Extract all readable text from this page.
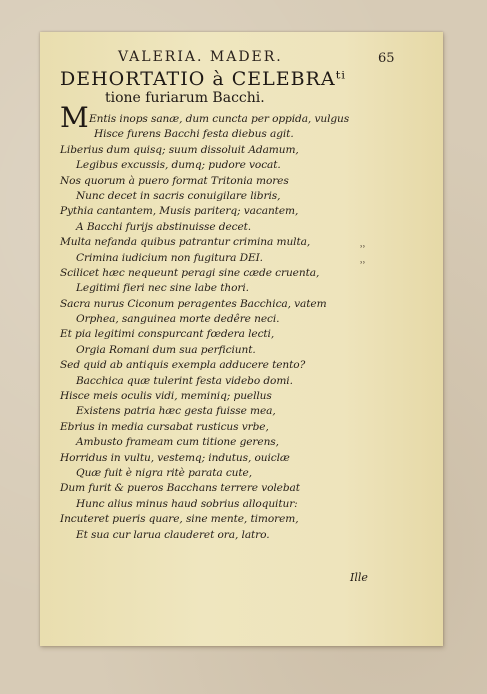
VALERIA. MADER.	65
DEHORTATIO à CELEBRAᵗⁱ
tione furiarum Bacchi.
M Entis inops sanæ, dum cuncta per oppida, vulgus
Hisce furens Bacchi festa diebus agit.
Liberius dum quisq; suum dissoluit Adamum,
Legibus excussis, dumq; pudore vocat.
Nos quorum à puero format Tritonia mores
Nunc decet in sacris conuigilare libris,
Pythia cantantem, Musis pariterq; vacantem,
A Bacchi furijs abstinuisse decet.
Multa nefanda quibus patrantur crimina multa,
Crimina iudicium non fugitura DEI.
Scilicet hæc nequeunt peragi sine cæde cruenta,
Legitimi fieri nec sine labe thori.
Sacra nurus Ciconum peragentes Bacchica, vatem
Orphea, sanguinea morte dedêre neci.
Et pia legitimi conspurcant fœdera lecti,
Orgia Romani dum sua perficiunt.
Sed quid ab antiquis exempla adducere tento?
Bacchica quæ tulerint festa videbo domi.
Hisce meis oculis vidi, meminiq; puellus
Existens patria hæc gesta fuisse mea,
Ebrius in media cursabat rusticus vrbe,
Ambusto frameam cum titione gerens,
Horridus in vultu, vestemq; indutus, ouiclæ
Quæ fuit è nigra ritè parata cute,
Dum furit & pueros Bacchans terrere volebat
Hunc alius minus haud sobrius alloquitur:
Incuteret pueris quare, sine mente, timorem,
Et sua cur larua clauderet ora, latro.
˒˒
˒˒
Ille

To be done: Leave out the pictures and print each record exactly as it stands.

Output for this exercise:
Extract all readable text from this page.
VALERIA. MADER.	65
DEHORTATIO à CELEBRAᵗⁱ
tione furiarum Bacchi.
M Entis inops sanæ, dum cuncta per oppida, vulgus
Hisce furens Bacchi festa diebus agit.
Liberius dum quisq; suum dissoluit Adamum,
Legibus excussis, dumq; pudore vocat.
Nos quorum à puero format Tritonia mores
Nunc decet in sacris conuigilare libris,
Pythia cantantem, Musis pariterq; vacantem,
A Bacchi furijs abstinuisse decet.
Multa nefanda quibus patrantur crimina multa,
Crimina iudicium non fugitura DEI.
Scilicet hæc nequeunt peragi sine cæde cruenta,
Legitimi fieri nec sine labe thori.
Sacra nurus Ciconum peragentes Bacchica, vatem
Orphea, sanguinea morte dedêre neci.
Et pia legitimi conspurcant fœdera lecti,
Orgia Romani dum sua perficiunt.
Sed quid ab antiquis exempla adducere tento?
Bacchica quæ tulerint festa videbo domi.
Hisce meis oculis vidi, meminiq; puellus
Existens patria hæc gesta fuisse mea,
Ebrius in media cursabat rusticus vrbe,
Ambusto frameam cum titione gerens,
Horridus in vultu, vestemq; indutus, ouiclæ
Quæ fuit è nigra ritè parata cute,
Dum furit & pueros Bacchans terrere volebat
Hunc alius minus haud sobrius alloquitur:
Incuteret pueris quare, sine mente, timorem,
Et sua cur larua clauderet ora, latro.
˒˒
˒˒
Ille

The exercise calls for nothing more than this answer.